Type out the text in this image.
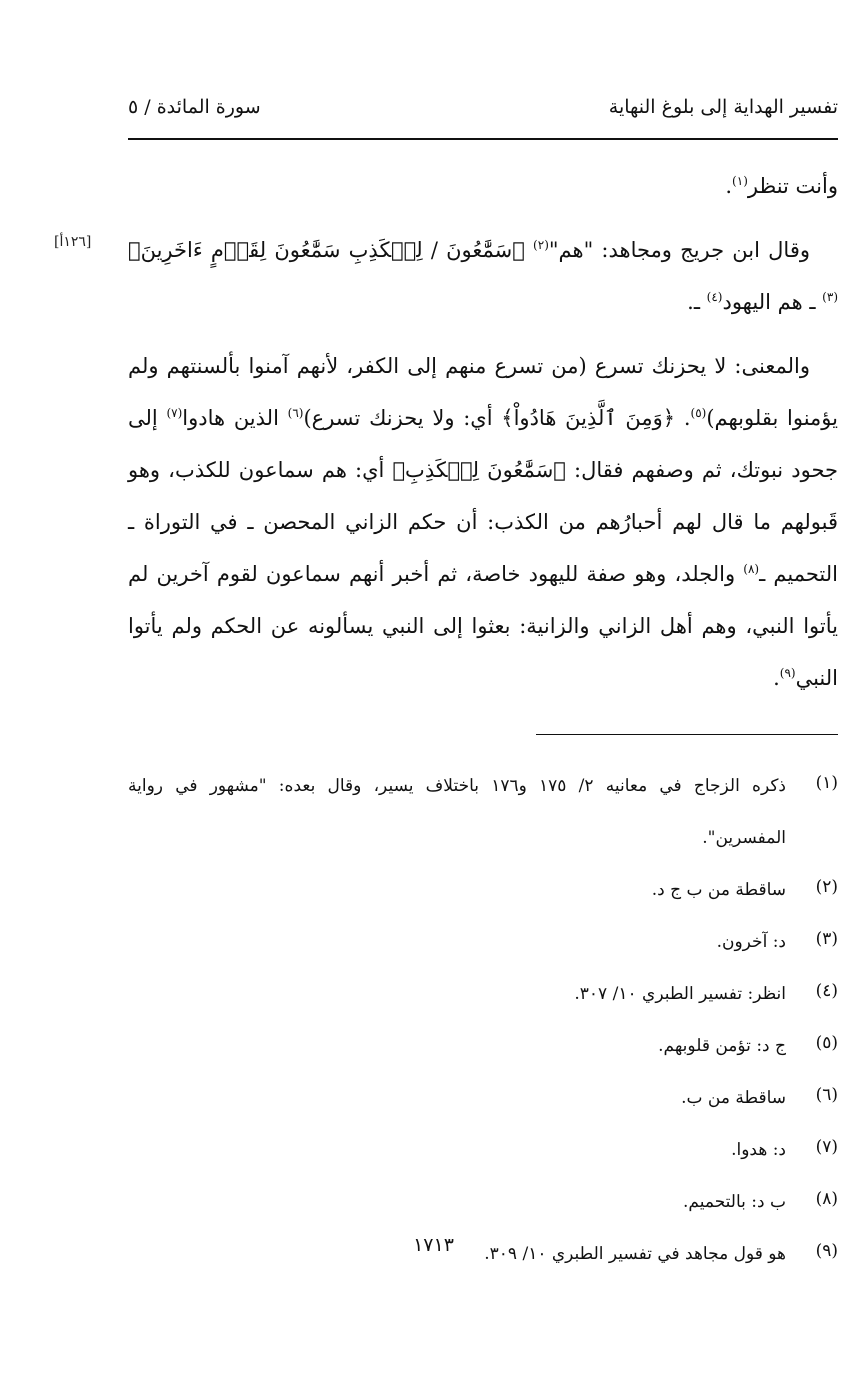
تفسير الهداية إلى بلوغ النهاية
سورة المائدة / ٥
[١٢٦أ]

وأنت تنظر$^{(١)}$.

وقال ابن جريج ومجاهد: "هم"$^{(٢)}$ ﴿سَمَّٰعُونَ / لِلۡكَذِبِ سَمَّٰعُونَ لِقَوۡمٍ ءَاخَرِينَ﴾$^{(٣)}$ ـ هم اليهود$^{(٤)}$ ـ.

والمعنى: لا يحزنك تسرع (من تسرع منهم إلى الكفر، لأنهم آمنوا بألسنتهم ولم يؤمنوا بقلوبهم)$^{(٥)}$. ﴿وَمِنَ ٱلَّذِينَ هَادُواْ﴾ أي: ولا يحزنك تسرع)$^{(٦)}$ الذين هادوا$^{(٧)}$ إلى جحود نبوتك، ثم وصفهم فقال: ﴿سَمَّٰعُونَ لِلۡكَذِبِ﴾ أي: هم سماعون للكذب، وهو قَبولهم ما قال لهم أحبارُهم من الكذب: أن حكم الزاني المحصن ـ في التوراة ـ التحميم ـ$^{(٨)}$ والجلد، وهو صفة لليهود خاصة، ثم أخبر أنهم سماعون لقوم آخرين لم يأتوا النبي، وهم أهل الزاني والزانية: بعثوا إلى النبي يسألونه عن الحكم ولم يأتوا النبي$^{(٩)}$.

(١)
ذكره الزجاج في معانيه ٢/ ١٧٥ و١٧٦ باختلاف يسير، وقال بعده: "مشهور في رواية المفسرين".
(٢)
ساقطة من ب ج د.
(٣)
د: آخرون.
(٤)
انظر: تفسير الطبري ١٠/ ٣٠٧.
(٥)
ج د: تؤمن قلوبهم.
(٦)
ساقطة من ب.
(٧)
د: هدوا.
(٨)
ب د: بالتحميم.
(٩)
هو قول مجاهد في تفسير الطبري ١٠/ ٣٠٩.
١٧١٣
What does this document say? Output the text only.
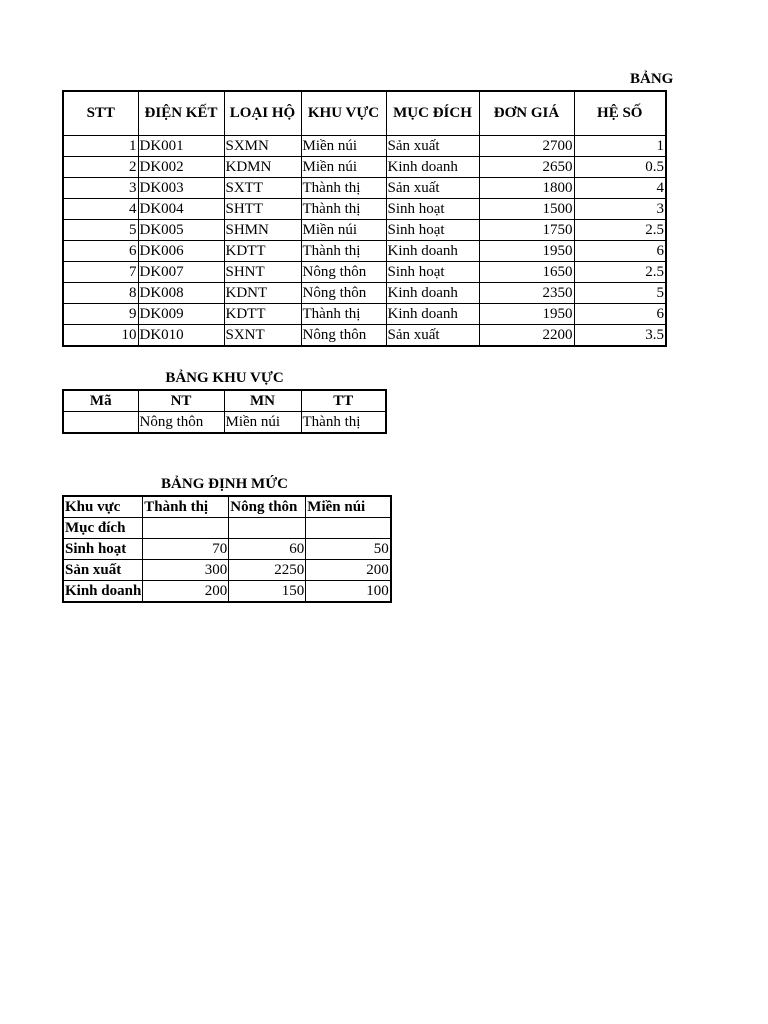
BẢNG
STT	ĐIỆN KẾT	LOẠI HỘ	KHU VỰC	MỤC ĐÍCH	ĐƠN GIÁ	HỆ SỐ
1	DK001	SXMN	Miền núi	Sản xuất	2700	1
2	DK002	KDMN	Miền núi	Kinh doanh	2650	0.5
3	DK003	SXTT	Thành thị	Sản xuất	1800	4
4	DK004	SHTT	Thành thị	Sinh hoạt	1500	3
5	DK005	SHMN	Miền núi	Sinh hoạt	1750	2.5
6	DK006	KDTT	Thành thị	Kinh doanh	1950	6
7	DK007	SHNT	Nông thôn	Sinh hoạt	1650	2.5
8	DK008	KDNT	Nông thôn	Kinh doanh	2350	5
9	DK009	KDTT	Thành thị	Kinh doanh	1950	6
10	DK010	SXNT	Nông thôn	Sản xuất	2200	3.5
BẢNG KHU VỰC
Mã	NT	MN	TT
	Nông thôn	Miền núi	Thành thị
BẢNG ĐỊNH MỨC
Khu vực	Thành thị	Nông thôn	Miền núi
Mục đích			
Sinh hoạt	70	60	50
Sản xuất	300	2250	200
Kinh doanh	200	150	100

□ □ □ □

Work to complete: From the entries, report each line that includes the word "Thành".

Full solution:
3	DK003	SXTT	Thành thị	Sản xuất	1800	4
4	DK004	SHTT	Thành thị	Sinh hoạt	1500	3
6	DK006	KDTT	Thành thị	Kinh doanh	1950	6
9	DK009	KDTT	Thành thị	Kinh doanh	1950	6
	Nông thôn	Miền núi	Thành thị
Khu vực	Thành thị	Nông thôn	Miền núi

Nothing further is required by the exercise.